- [STORED RECORDS]
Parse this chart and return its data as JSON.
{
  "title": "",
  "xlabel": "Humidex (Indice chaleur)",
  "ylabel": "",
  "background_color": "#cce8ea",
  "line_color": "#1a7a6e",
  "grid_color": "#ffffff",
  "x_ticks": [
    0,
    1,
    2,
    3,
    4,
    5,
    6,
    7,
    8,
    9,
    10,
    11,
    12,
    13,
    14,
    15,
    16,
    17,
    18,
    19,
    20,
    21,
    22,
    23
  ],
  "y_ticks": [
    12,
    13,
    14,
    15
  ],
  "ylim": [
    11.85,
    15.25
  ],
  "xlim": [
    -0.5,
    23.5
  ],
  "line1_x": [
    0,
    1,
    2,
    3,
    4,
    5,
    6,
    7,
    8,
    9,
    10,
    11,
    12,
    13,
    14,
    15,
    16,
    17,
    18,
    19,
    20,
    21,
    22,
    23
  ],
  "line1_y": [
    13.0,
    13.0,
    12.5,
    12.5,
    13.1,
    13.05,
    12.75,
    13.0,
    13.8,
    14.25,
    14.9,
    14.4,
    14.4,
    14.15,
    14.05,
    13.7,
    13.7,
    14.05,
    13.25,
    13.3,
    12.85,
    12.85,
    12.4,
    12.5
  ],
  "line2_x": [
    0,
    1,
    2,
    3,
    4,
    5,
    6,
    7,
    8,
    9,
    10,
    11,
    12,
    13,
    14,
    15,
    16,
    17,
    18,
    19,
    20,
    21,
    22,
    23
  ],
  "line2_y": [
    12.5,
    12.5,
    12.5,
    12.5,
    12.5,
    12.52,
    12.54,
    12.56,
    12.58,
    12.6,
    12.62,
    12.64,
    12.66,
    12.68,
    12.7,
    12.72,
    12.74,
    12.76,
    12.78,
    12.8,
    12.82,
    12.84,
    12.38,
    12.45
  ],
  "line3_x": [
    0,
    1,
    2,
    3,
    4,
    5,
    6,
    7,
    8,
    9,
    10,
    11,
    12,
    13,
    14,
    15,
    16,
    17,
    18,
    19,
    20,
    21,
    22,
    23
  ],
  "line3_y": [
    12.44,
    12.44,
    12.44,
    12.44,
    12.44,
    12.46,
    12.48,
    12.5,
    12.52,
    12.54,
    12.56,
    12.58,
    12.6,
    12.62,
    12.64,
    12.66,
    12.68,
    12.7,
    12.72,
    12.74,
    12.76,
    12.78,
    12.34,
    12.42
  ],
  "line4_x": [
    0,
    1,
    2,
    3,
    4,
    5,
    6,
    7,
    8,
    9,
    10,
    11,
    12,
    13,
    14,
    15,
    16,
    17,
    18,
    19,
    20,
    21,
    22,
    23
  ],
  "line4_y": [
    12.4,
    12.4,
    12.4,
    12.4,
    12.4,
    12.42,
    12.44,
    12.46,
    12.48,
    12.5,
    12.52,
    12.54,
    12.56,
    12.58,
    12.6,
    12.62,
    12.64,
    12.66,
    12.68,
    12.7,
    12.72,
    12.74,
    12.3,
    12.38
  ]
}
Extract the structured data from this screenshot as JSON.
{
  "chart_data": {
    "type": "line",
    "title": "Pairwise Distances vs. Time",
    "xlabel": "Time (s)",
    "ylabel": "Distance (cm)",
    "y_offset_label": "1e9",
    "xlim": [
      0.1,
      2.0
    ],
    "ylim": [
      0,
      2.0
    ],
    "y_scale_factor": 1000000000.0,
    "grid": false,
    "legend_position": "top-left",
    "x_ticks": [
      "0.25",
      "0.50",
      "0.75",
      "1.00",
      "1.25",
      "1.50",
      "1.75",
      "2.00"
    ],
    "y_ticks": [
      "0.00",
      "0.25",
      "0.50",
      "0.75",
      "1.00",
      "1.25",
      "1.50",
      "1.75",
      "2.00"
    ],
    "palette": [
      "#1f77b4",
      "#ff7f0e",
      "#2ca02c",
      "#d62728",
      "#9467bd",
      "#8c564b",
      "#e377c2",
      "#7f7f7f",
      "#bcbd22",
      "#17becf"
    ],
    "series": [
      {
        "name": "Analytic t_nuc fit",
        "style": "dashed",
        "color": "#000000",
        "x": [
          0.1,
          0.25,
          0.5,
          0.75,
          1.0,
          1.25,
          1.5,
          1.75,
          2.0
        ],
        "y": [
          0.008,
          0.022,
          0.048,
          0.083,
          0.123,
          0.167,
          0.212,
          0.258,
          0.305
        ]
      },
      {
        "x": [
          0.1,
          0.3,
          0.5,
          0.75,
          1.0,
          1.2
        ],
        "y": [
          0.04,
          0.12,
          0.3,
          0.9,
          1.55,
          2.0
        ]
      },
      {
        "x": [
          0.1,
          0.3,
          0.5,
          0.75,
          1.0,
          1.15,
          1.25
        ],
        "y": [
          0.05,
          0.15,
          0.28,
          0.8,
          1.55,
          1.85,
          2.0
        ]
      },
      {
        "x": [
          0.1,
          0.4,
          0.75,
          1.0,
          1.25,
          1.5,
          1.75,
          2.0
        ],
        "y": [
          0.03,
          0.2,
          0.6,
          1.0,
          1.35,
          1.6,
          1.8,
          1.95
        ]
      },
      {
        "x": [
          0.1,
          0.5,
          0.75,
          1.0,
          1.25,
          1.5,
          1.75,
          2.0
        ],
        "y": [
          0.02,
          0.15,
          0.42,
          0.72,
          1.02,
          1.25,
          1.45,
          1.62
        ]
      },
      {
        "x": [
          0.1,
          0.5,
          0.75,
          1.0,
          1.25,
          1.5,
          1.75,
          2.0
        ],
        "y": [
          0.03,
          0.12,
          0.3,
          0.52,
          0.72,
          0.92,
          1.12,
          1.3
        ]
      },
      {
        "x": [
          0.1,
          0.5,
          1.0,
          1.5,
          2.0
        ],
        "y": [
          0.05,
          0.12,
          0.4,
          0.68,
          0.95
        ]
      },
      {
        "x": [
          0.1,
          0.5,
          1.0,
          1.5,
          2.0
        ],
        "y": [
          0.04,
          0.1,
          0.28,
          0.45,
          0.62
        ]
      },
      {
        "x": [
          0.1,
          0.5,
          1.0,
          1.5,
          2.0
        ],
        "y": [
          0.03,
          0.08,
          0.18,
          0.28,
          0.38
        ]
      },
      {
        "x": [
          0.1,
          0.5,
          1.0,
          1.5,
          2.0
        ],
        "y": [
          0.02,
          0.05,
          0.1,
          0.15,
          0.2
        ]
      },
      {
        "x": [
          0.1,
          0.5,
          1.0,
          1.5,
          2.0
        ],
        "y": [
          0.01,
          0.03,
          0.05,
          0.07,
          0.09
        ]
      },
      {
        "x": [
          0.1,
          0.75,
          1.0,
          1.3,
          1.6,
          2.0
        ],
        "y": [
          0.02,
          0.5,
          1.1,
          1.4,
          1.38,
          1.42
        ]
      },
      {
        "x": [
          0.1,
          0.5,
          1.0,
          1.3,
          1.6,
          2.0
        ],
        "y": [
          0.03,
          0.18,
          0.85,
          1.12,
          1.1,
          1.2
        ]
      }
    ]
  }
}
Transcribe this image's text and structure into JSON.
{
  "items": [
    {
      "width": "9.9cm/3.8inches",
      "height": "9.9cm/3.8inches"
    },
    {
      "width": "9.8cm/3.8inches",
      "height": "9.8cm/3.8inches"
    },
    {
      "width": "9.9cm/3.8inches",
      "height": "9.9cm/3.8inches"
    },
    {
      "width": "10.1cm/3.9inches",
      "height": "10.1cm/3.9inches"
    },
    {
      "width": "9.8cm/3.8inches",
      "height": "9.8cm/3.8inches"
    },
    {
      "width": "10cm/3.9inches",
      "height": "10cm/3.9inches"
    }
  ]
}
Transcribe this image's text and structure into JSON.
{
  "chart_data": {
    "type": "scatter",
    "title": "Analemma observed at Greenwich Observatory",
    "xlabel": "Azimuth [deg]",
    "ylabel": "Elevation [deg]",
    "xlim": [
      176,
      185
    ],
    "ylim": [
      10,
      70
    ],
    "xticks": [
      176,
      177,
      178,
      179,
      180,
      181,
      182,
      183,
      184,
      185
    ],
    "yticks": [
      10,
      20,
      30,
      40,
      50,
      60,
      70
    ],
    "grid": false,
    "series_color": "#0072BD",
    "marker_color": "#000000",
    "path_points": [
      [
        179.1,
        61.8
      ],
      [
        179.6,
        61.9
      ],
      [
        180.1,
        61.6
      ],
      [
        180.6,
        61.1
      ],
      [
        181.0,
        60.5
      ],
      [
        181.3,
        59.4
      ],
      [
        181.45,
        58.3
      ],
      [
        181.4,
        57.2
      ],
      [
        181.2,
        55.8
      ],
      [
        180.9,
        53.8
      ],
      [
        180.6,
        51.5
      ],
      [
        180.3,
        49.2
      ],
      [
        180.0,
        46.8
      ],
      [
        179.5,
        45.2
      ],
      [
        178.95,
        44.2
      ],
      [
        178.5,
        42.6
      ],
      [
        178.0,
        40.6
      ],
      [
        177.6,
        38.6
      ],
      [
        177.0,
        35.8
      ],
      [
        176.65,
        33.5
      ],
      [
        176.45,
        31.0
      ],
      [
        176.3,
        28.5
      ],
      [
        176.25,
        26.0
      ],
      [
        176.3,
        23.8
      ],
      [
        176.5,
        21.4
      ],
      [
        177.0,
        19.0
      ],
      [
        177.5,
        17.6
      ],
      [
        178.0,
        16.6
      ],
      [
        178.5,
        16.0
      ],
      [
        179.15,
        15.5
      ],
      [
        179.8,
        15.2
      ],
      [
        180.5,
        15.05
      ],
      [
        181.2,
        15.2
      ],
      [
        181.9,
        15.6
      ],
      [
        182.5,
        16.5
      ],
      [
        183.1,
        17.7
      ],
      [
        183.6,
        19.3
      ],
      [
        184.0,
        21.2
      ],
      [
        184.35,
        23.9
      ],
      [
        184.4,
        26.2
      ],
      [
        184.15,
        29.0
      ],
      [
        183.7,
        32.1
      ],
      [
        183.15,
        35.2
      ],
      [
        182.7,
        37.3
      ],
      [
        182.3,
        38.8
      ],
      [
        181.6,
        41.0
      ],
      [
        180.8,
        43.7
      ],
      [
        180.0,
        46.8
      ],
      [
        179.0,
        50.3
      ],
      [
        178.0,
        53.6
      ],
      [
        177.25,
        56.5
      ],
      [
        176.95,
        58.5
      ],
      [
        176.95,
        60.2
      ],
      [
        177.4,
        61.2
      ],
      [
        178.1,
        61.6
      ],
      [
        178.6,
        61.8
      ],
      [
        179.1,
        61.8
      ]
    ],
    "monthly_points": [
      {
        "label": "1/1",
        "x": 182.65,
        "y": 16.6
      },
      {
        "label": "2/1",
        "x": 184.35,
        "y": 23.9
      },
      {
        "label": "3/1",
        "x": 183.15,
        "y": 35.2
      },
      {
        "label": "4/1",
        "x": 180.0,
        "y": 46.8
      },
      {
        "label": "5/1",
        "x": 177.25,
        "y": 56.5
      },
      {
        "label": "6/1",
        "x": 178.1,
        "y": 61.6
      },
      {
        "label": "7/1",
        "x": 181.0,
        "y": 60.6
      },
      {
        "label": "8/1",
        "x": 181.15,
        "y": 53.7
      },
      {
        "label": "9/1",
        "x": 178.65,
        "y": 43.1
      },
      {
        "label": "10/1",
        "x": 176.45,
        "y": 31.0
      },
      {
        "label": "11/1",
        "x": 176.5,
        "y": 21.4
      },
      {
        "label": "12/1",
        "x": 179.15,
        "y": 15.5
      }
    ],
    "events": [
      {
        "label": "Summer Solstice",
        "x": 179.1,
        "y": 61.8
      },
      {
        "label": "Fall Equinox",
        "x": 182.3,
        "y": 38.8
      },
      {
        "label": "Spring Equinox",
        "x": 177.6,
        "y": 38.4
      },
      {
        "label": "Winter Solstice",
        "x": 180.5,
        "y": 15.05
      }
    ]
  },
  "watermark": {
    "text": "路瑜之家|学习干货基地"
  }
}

- [TASK REQUIREMENTS]
Collect the lines of the data that carry the word "Time".

- [WRITTEN ANSWER]
    "title": "Pairwise Distances vs. Time",
    "xlabel": "Time (s)",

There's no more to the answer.